Directive: Return only the number of lines holding the word "title".

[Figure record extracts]
------------------------------
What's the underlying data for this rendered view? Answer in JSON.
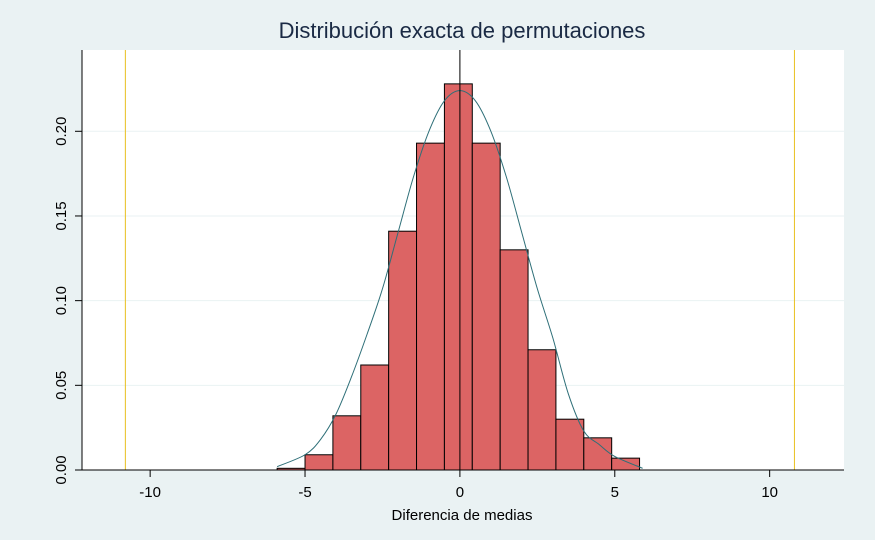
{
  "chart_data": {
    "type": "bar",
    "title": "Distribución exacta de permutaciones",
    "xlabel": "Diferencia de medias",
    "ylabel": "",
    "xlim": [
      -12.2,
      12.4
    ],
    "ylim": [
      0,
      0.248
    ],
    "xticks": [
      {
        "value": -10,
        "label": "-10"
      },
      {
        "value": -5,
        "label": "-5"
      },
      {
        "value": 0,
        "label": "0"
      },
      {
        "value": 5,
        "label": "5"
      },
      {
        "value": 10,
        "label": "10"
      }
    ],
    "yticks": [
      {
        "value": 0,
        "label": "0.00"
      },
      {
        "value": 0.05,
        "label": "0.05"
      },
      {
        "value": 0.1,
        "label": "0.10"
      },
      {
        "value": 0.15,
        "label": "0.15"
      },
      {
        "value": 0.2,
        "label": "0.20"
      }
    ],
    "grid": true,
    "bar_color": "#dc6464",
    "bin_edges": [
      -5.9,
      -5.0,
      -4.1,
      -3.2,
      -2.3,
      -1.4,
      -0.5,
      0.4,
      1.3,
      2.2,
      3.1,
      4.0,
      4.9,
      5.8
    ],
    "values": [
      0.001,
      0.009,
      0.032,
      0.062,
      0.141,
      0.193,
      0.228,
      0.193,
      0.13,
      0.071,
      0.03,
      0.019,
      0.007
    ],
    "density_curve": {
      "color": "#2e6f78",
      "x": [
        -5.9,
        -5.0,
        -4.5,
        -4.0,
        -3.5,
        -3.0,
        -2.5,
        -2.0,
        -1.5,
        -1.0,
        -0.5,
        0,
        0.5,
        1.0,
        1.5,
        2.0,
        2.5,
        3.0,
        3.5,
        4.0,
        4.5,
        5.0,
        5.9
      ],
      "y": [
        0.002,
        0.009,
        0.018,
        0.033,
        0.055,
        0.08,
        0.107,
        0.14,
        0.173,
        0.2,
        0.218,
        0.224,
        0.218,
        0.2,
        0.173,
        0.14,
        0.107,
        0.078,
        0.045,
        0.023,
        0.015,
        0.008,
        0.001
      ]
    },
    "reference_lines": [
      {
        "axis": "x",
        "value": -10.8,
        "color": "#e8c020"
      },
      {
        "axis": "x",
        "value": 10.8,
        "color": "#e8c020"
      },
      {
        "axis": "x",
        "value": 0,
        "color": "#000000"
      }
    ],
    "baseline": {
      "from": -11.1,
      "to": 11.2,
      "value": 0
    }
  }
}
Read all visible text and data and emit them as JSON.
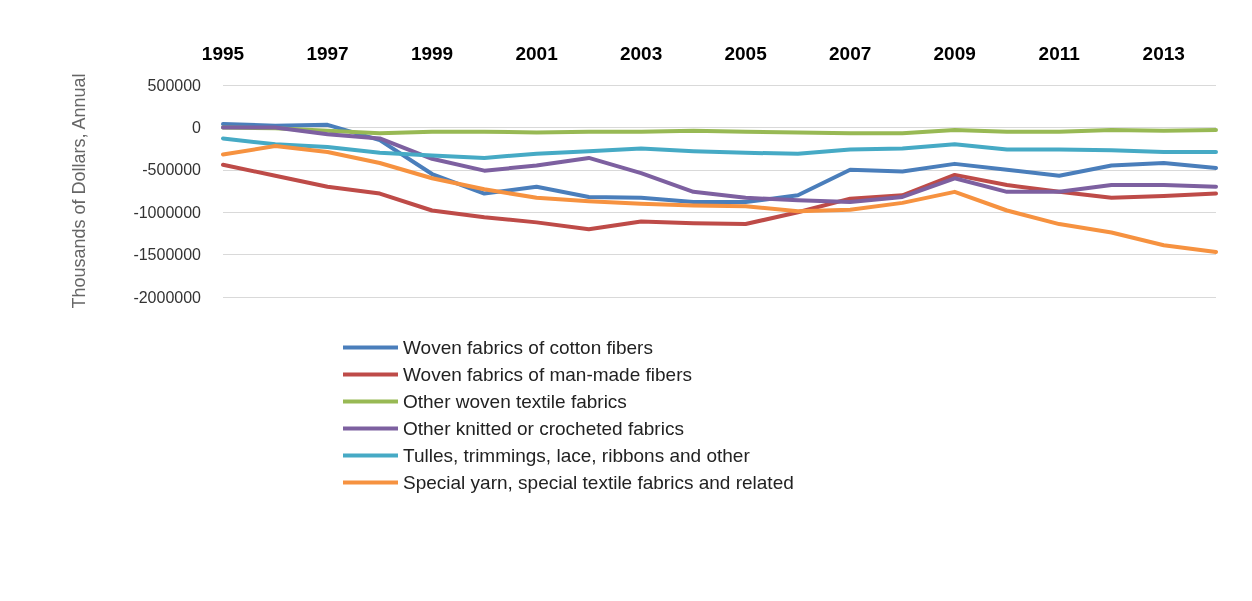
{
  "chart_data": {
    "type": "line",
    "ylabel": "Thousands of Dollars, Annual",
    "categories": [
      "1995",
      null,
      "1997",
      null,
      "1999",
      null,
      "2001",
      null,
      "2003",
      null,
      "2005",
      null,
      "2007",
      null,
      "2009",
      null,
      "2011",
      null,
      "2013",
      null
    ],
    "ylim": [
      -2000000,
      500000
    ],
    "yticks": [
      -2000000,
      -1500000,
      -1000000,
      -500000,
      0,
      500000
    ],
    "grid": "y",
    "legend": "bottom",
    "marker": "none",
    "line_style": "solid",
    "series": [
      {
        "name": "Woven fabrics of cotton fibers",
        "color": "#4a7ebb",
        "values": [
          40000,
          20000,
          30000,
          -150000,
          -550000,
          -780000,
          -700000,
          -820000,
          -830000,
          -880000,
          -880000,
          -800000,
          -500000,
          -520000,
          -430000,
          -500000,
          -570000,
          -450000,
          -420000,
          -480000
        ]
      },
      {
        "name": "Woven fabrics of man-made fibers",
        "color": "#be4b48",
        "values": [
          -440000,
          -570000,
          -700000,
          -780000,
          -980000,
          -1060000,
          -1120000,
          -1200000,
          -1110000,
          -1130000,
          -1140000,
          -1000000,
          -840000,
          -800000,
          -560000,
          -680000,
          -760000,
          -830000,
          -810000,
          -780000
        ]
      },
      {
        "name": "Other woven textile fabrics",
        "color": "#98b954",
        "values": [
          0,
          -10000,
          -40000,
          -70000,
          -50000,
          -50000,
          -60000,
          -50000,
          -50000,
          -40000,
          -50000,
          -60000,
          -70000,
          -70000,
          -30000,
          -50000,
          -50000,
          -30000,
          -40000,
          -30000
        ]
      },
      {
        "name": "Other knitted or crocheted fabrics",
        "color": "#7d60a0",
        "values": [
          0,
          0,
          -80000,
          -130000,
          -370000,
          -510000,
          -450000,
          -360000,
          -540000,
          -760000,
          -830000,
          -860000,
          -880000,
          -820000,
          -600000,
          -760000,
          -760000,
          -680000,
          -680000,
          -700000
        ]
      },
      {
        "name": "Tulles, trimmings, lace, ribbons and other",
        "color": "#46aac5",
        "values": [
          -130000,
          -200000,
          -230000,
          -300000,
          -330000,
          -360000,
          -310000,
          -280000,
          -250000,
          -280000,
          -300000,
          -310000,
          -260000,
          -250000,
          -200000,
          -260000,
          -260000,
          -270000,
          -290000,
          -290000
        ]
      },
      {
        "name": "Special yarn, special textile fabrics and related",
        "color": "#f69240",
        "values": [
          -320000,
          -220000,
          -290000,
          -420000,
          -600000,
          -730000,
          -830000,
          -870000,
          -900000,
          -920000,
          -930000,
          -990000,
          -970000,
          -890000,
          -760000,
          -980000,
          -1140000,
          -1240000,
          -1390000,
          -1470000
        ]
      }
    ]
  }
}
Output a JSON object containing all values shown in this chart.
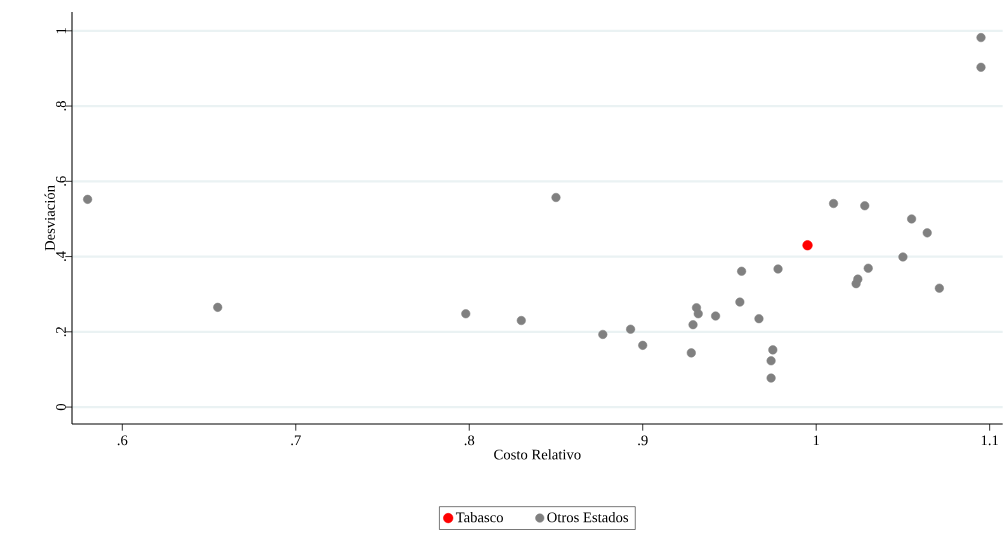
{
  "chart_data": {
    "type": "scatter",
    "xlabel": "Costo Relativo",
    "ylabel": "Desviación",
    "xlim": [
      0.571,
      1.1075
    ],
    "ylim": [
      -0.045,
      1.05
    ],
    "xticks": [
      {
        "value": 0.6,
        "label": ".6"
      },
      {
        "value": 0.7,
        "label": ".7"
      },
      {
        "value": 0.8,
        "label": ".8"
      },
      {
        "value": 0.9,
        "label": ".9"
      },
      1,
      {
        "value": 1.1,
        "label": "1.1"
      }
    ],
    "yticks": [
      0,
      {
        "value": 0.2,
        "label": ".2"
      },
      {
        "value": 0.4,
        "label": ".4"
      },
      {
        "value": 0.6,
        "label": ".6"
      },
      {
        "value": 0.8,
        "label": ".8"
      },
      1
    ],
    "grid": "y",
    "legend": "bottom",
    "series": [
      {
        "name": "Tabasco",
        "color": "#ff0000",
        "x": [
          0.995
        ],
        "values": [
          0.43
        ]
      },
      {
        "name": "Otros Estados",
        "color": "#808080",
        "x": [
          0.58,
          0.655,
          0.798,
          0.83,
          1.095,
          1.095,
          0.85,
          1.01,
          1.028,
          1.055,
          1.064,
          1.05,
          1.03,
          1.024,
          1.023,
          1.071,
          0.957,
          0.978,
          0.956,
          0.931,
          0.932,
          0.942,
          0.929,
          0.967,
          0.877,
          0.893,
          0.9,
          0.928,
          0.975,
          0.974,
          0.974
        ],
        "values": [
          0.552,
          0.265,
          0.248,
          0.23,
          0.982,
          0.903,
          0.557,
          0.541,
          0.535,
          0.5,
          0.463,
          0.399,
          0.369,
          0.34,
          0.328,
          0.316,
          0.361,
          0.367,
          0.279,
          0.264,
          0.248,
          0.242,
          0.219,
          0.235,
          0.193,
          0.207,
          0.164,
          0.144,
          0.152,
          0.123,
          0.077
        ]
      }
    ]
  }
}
------------------------------
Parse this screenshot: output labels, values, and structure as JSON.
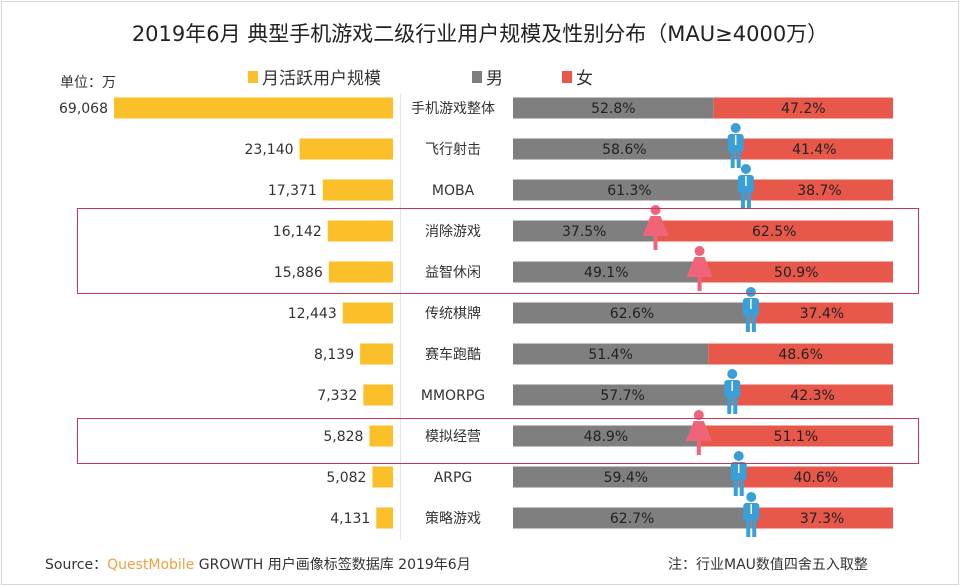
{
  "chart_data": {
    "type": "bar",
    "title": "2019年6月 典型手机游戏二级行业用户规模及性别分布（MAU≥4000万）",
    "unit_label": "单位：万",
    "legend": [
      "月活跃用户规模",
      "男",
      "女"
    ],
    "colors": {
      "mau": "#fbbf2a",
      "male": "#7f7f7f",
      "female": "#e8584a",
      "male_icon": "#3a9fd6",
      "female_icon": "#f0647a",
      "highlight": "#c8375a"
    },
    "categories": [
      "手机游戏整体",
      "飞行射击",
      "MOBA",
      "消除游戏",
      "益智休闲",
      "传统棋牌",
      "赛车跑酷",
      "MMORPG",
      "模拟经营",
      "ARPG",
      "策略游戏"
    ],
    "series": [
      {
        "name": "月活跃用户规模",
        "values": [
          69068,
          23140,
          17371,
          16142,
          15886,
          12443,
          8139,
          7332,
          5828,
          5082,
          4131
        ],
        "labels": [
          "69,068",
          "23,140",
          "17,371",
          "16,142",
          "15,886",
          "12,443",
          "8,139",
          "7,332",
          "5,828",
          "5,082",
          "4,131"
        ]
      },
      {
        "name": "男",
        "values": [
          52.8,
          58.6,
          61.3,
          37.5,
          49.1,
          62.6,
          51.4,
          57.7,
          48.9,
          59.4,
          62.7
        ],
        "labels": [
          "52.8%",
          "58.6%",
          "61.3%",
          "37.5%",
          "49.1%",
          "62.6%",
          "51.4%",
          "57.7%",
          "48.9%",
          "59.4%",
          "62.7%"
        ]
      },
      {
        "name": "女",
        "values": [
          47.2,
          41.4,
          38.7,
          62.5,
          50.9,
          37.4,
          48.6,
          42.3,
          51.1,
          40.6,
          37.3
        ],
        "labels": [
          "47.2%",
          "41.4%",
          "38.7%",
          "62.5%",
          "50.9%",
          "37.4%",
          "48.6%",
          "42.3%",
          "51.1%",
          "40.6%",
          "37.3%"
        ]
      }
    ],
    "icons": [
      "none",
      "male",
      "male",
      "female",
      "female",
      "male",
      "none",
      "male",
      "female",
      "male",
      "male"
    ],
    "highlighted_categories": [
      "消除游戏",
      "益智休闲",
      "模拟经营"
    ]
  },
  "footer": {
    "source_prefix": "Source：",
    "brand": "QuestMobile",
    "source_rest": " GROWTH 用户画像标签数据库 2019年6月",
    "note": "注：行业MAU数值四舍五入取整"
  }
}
------------------------------
Solution to this task: 2